THE REQUEST:
Pull every line containing the word "metric" from the records.

[Collected data]
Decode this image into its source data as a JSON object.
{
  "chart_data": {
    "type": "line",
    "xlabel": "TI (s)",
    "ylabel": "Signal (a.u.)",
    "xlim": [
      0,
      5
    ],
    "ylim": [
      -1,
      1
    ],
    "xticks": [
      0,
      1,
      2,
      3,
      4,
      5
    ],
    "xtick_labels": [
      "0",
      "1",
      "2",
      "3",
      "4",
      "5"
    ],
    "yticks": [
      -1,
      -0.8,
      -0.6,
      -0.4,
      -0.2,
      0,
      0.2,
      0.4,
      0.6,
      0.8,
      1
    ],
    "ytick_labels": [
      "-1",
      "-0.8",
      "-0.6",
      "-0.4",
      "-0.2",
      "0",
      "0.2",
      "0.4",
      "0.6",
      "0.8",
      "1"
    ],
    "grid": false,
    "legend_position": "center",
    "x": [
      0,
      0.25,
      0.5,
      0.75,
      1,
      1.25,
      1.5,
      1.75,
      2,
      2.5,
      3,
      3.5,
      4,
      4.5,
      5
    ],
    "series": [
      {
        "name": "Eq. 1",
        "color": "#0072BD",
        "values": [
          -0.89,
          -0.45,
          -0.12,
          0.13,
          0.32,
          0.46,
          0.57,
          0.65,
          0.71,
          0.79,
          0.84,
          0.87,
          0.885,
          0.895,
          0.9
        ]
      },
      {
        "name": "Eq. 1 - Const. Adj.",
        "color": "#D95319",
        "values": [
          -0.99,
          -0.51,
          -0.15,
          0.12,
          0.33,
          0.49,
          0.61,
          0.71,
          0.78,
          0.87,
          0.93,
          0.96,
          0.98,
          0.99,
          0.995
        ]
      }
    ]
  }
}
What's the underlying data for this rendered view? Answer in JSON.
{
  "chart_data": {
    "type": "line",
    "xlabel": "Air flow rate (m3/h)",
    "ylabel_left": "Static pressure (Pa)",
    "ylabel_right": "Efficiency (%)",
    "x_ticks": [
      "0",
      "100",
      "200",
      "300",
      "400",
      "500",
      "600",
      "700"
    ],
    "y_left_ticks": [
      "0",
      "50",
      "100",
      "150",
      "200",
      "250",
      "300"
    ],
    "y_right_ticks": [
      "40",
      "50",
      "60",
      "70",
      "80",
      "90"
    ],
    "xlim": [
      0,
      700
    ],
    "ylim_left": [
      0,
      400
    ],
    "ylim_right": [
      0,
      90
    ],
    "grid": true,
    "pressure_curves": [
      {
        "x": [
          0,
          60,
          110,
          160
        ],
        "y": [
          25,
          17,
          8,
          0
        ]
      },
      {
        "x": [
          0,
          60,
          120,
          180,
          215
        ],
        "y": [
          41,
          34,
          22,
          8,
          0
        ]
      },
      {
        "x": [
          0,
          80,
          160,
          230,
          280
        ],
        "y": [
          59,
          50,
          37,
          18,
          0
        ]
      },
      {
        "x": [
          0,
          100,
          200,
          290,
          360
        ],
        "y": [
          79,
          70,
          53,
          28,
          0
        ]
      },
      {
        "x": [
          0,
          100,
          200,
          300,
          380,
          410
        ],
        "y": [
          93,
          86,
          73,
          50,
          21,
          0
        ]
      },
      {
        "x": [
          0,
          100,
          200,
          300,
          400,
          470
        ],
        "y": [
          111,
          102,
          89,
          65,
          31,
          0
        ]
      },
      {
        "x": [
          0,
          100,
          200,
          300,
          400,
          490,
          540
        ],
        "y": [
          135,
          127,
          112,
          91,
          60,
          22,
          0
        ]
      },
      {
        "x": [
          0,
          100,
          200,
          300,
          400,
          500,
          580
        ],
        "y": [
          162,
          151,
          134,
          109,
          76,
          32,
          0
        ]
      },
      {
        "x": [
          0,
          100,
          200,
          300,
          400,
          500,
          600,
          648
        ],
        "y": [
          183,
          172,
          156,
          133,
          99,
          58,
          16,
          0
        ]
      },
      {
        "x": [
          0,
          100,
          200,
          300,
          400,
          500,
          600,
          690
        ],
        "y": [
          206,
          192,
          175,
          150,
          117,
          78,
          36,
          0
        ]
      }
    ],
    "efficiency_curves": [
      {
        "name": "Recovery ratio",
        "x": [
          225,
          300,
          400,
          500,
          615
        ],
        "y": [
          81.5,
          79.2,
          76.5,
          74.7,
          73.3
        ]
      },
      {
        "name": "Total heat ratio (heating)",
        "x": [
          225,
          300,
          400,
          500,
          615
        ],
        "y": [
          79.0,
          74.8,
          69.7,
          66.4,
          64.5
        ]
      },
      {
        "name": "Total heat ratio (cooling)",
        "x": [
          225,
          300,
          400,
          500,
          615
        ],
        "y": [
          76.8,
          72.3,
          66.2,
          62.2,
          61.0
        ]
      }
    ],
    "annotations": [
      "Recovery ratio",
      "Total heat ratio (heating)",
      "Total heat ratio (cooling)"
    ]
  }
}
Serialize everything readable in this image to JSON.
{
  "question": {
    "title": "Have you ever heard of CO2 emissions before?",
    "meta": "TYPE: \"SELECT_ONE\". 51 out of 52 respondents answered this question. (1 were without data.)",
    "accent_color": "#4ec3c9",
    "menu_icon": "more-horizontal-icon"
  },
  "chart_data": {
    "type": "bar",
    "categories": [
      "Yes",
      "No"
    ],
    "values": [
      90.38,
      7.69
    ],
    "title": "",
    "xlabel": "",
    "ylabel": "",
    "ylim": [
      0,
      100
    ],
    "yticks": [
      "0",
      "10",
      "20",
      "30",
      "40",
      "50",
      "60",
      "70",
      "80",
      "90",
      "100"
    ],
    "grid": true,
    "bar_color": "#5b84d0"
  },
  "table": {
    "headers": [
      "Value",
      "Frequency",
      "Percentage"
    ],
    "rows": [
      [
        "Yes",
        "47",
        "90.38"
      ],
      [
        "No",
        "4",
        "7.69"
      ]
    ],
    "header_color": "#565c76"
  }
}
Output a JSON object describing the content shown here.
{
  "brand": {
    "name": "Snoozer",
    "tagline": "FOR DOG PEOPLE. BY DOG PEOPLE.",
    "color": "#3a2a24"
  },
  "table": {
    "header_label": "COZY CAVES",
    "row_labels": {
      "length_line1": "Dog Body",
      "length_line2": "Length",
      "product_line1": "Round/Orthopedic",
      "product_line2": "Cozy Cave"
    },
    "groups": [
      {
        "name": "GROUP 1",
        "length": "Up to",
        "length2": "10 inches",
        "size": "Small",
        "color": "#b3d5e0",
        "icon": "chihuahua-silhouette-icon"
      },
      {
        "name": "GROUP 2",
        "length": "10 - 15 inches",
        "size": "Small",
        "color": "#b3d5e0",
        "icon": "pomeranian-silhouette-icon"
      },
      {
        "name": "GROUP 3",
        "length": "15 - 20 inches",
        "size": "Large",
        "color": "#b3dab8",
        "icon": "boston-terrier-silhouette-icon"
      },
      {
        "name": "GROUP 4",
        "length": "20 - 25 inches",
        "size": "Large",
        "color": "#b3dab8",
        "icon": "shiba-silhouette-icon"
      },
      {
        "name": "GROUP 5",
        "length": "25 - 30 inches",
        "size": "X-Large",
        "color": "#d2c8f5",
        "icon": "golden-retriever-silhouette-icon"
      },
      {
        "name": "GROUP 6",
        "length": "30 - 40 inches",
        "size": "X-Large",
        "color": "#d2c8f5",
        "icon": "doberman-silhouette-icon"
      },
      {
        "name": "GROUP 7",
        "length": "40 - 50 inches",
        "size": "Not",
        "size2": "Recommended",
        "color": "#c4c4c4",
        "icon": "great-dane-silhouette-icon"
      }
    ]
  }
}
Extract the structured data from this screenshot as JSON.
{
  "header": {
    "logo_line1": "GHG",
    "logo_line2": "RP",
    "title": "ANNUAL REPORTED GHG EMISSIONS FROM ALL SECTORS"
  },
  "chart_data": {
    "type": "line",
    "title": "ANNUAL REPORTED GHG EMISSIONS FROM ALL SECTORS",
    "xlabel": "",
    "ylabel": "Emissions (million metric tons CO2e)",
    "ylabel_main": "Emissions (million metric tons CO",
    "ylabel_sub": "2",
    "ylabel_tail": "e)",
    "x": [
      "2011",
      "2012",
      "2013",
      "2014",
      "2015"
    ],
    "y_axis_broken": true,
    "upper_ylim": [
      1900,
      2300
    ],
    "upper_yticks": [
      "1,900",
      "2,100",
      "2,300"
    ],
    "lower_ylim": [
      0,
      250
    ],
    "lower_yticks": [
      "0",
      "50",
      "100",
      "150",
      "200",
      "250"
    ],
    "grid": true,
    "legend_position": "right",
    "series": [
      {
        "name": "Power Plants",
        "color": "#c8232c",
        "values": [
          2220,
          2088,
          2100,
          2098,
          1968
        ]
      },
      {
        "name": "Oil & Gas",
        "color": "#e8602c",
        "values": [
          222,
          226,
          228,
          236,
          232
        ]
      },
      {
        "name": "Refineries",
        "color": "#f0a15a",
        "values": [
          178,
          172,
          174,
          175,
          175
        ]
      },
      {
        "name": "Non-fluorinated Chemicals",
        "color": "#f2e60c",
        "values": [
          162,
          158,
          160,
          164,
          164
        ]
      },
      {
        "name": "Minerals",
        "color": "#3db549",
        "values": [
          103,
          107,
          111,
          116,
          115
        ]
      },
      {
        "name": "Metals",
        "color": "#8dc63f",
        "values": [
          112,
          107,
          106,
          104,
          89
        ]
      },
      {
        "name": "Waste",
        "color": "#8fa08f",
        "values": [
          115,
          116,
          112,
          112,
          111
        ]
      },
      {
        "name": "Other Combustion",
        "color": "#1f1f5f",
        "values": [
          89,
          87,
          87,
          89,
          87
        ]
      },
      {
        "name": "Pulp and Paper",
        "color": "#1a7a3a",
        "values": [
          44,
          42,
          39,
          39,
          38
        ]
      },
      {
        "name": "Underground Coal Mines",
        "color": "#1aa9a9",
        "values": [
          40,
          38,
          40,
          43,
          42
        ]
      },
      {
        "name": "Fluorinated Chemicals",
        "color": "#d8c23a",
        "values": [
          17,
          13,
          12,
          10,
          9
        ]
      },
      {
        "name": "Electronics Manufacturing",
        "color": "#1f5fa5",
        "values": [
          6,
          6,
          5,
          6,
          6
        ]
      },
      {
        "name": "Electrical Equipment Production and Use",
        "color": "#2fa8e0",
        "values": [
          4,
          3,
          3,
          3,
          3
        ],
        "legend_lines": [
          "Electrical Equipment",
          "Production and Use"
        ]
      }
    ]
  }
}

TASK OUTPUT:
    "ylabel": "Emissions (million metric tons CO2e)",
    "ylabel_main": "Emissions (million metric tons CO",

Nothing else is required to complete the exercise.